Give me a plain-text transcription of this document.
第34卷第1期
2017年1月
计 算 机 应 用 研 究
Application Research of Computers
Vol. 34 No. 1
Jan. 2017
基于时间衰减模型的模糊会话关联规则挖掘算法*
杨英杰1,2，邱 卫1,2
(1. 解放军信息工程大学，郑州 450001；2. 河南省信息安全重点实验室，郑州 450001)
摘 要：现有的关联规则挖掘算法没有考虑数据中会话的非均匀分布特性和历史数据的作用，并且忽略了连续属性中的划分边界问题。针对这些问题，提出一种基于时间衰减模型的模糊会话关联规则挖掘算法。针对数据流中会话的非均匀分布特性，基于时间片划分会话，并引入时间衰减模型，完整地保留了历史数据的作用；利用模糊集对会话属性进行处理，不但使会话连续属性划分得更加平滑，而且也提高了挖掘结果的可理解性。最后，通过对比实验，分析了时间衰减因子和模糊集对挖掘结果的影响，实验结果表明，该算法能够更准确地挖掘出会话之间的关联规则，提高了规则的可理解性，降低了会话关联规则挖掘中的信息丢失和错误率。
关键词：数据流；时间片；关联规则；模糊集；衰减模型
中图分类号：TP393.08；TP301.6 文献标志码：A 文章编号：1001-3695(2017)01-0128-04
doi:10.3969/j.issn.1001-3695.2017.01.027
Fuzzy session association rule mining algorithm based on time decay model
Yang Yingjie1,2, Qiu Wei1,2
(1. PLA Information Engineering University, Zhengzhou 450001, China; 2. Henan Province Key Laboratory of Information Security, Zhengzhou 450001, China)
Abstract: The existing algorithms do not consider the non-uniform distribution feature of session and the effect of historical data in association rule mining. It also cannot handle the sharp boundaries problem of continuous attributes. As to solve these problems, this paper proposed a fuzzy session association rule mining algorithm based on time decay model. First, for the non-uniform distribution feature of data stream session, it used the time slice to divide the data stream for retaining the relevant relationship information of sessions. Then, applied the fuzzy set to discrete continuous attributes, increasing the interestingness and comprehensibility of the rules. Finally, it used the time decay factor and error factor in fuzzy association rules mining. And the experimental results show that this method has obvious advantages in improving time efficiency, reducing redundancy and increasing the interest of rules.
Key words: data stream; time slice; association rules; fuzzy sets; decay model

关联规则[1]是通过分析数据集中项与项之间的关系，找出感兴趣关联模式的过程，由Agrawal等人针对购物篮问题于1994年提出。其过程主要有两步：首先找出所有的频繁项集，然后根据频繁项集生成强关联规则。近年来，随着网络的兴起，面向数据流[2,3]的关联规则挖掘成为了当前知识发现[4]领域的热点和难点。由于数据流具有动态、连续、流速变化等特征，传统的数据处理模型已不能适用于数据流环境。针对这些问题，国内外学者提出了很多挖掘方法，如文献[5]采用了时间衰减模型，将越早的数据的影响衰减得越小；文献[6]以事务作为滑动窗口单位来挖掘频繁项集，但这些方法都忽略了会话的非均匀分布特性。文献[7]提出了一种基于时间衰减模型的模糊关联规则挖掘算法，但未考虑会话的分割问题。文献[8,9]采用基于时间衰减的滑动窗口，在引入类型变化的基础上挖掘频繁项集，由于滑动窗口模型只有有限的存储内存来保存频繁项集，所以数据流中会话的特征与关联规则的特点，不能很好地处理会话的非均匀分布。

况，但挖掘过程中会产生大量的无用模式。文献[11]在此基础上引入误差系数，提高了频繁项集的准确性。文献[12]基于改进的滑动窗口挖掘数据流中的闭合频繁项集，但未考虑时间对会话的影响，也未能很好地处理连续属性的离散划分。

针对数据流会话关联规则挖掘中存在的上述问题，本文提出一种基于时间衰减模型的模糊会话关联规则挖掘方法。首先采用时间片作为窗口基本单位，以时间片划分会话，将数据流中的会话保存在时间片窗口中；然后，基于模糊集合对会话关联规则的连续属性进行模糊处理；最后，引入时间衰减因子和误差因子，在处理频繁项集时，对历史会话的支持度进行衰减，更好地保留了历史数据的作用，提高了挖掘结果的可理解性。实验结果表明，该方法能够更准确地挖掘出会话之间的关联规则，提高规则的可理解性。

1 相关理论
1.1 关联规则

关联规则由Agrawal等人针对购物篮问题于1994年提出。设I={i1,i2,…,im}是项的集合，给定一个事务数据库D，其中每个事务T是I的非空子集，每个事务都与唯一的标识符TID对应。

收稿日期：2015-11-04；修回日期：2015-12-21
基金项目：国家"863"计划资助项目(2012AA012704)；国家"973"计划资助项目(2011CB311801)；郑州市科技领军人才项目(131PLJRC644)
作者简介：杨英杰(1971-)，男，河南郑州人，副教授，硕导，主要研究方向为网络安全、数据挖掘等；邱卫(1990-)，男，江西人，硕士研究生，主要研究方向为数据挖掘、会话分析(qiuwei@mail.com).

• What is needed:
Check each line above for the word "针对这些问题", and copy the lines where it appears.

• Written solution:
摘 要：现有的关联规则挖掘算法没有考虑数据中会话的非均匀分布特性和历史数据的作用，并且忽略了连续属性中的划分边界问题。针对这些问题，提出一种基于时间衰减模型的模糊会话关联规则挖掘算法。针对数据流中会话的非均匀分布特性，基于时间片划分会话，并引入时间衰减模型，完整地保留了历史数据的作用；利用模糊集对会话属性进行处理，不但使会话连续属性划分得更加平滑，而且也提高了挖掘结果的可理解性。最后，通过对比实验，分析了时间衰减因子和模糊集对挖掘结果的影响，实验结果表明，该算法能够更准确地挖掘出会话之间的关联规则，提高了规则的可理解性，降低了会话关联规则挖掘中的信息丢失和错误率。
关联规则[1]是通过分析数据集中项与项之间的关系，找出感兴趣关联模式的过程，由Agrawal等人针对购物篮问题于1994年提出。其过程主要有两步：首先找出所有的频繁项集，然后根据频繁项集生成强关联规则。近年来，随着网络的兴起，面向数据流[2,3]的关联规则挖掘成为了当前知识发现[4]领域的热点和难点。由于数据流具有动态、连续、流速变化等特征，传统的数据处理模型已不能适用于数据流环境。针对这些问题，国内外学者提出了很多挖掘方法，如文献[5]采用了时间衰减模型，将越早的数据的影响衰减得越小；文献[6]以事务作为滑动窗口单位来挖掘频繁项集，但这些方法都忽略了会话的非均匀分布特性。文献[7]提出了一种基于时间衰减模型的模糊关联规则挖掘算法，但未考虑会话的分割问题。文献[8,9]采用基于时间衰减的滑动窗口，在引入类型变化的基础上挖掘频繁项集，由于滑动窗口模型只有有限的存储内存来保存频繁项集，所以数据流中会话的特征与关联规则的特点，不能很好地处理会话的非均匀分布。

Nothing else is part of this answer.